### Written instruction
From the entries that follow, gather each line holding the word "schools".

### Information shown
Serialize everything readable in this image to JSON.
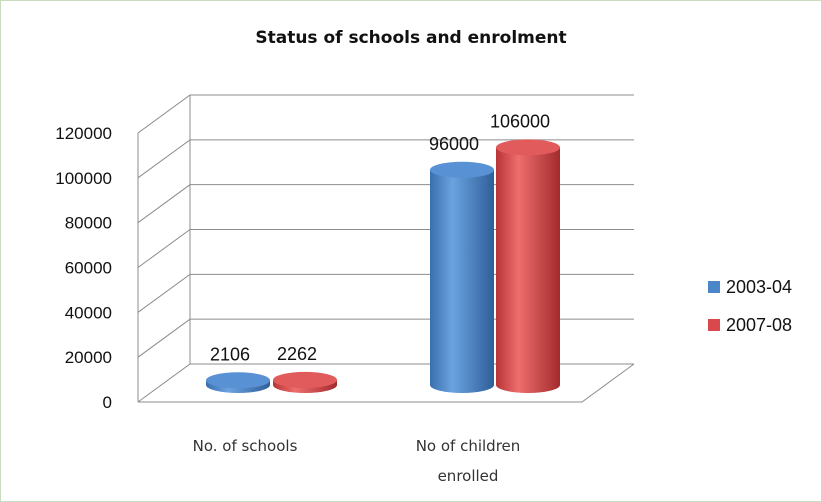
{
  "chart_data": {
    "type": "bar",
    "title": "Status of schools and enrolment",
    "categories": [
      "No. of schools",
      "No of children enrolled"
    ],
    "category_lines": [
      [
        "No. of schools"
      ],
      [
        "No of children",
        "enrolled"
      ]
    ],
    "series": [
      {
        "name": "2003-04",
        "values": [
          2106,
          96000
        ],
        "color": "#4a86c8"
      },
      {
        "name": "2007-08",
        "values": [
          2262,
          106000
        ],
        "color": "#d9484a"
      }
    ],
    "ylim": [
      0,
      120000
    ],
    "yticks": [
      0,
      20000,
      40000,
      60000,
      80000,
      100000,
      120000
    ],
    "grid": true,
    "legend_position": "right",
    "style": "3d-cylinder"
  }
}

### Written reply
    "title": "Status of schools and enrolment",
      "No. of schools",
        "No. of schools"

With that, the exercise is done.